Required work:
Pick out each line below containing "primeiros".

○ ○ ○ ○ ○

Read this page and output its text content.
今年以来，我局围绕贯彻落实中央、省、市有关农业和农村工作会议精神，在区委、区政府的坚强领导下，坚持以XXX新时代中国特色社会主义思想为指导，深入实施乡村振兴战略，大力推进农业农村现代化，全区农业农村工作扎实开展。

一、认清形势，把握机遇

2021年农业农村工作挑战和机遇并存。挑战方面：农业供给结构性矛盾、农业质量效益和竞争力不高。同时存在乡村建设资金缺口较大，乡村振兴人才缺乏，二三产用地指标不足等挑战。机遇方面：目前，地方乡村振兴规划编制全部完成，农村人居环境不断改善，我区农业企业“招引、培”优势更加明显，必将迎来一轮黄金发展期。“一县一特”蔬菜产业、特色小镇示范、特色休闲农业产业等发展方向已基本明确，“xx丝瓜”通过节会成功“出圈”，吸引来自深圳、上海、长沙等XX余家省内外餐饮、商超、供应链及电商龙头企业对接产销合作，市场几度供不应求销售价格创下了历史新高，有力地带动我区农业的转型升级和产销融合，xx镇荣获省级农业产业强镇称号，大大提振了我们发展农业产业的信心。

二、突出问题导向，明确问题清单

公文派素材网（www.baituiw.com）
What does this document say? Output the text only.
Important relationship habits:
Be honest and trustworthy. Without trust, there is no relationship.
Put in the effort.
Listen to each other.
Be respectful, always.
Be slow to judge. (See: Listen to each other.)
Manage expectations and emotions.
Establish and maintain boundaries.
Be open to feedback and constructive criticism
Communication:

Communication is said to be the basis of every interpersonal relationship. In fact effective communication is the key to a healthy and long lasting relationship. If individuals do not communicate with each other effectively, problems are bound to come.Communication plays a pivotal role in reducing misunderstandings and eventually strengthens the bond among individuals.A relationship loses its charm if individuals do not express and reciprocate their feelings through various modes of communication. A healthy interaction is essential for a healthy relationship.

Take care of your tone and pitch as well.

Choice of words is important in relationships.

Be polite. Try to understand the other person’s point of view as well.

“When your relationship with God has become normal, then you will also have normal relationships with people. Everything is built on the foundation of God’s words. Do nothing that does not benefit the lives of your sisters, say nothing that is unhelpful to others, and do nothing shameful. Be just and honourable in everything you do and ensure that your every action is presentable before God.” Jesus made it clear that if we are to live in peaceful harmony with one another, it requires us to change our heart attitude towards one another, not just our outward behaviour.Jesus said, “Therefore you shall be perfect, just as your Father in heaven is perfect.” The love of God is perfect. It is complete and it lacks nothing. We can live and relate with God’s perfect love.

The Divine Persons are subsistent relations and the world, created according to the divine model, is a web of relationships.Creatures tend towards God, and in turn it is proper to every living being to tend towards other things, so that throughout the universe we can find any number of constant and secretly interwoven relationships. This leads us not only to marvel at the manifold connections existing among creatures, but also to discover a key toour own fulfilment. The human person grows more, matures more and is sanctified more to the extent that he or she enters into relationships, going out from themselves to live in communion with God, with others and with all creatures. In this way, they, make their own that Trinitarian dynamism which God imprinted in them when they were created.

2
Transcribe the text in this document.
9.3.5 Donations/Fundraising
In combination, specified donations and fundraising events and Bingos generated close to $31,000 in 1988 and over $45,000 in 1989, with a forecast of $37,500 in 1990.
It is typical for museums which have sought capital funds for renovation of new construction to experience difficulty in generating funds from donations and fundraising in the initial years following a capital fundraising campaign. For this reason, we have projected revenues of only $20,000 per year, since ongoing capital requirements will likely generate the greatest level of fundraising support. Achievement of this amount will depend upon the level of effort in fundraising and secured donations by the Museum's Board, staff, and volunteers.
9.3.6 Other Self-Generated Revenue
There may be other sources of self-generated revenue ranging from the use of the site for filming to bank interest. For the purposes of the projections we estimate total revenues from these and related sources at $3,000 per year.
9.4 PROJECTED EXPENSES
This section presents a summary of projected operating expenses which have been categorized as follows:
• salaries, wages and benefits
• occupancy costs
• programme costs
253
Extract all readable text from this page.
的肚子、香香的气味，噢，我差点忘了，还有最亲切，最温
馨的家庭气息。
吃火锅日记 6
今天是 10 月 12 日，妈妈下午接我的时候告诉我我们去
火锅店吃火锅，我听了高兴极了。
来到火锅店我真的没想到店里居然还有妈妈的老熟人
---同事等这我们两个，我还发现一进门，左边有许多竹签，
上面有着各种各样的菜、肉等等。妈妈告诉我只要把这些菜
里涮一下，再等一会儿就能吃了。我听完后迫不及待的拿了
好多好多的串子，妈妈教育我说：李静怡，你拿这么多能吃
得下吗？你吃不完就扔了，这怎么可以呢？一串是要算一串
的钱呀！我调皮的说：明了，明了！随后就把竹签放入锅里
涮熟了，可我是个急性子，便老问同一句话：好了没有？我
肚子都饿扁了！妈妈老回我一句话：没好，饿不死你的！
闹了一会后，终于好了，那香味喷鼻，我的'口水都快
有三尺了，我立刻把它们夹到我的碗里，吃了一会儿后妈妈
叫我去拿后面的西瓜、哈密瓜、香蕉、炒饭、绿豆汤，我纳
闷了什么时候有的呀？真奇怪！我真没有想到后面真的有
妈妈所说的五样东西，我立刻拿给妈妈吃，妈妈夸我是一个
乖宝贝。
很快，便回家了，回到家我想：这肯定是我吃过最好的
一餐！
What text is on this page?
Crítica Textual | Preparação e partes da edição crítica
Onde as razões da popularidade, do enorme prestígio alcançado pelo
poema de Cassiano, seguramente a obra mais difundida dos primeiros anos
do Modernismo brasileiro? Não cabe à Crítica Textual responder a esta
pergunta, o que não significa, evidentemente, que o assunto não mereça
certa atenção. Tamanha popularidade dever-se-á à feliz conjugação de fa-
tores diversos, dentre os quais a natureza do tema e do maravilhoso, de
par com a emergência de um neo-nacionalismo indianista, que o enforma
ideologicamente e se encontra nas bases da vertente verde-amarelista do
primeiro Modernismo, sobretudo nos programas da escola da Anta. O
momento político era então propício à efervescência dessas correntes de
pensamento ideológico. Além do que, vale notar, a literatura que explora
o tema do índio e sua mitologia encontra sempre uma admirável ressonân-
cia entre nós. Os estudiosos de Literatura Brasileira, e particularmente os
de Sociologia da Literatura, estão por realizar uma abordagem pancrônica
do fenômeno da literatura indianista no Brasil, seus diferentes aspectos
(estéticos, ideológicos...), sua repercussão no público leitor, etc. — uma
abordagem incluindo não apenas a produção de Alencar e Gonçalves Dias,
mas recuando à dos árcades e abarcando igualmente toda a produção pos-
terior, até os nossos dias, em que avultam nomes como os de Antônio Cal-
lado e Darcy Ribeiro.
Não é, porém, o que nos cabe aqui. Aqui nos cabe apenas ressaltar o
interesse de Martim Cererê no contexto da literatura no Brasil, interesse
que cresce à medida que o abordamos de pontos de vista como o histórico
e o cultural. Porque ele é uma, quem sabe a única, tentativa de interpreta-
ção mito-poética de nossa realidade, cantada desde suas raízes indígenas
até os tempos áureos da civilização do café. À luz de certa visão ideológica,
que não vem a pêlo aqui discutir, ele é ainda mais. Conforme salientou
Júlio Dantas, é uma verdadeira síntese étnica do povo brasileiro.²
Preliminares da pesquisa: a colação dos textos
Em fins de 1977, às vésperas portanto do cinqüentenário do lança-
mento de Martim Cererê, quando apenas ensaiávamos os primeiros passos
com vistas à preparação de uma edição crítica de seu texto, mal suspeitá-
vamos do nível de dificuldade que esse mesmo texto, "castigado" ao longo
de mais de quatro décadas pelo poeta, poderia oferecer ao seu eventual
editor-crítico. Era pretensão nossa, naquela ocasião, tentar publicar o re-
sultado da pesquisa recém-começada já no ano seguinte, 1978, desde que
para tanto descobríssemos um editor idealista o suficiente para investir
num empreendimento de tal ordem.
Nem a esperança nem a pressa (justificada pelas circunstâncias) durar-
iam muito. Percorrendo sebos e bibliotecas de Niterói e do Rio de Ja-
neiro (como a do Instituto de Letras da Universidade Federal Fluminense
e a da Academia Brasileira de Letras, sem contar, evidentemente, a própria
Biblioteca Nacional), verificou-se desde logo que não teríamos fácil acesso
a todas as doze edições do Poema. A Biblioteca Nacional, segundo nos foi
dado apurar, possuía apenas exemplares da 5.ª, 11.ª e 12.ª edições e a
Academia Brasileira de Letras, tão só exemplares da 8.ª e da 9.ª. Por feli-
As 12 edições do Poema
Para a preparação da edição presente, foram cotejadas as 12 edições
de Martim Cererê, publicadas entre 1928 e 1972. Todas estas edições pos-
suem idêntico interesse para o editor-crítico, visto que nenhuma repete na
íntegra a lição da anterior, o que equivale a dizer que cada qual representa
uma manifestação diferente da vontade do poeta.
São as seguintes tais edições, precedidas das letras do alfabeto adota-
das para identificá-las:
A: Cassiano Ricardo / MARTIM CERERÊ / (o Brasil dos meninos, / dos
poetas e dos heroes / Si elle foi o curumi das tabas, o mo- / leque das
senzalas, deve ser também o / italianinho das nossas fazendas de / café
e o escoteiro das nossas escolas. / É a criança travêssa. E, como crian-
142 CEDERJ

○ ○ ○ ○ ○

Result:
poema de Cassiano, seguramente a obra mais difundida dos primeiros anos
mento de Martim Cererê, quando apenas ensaiávamos os primeiros passos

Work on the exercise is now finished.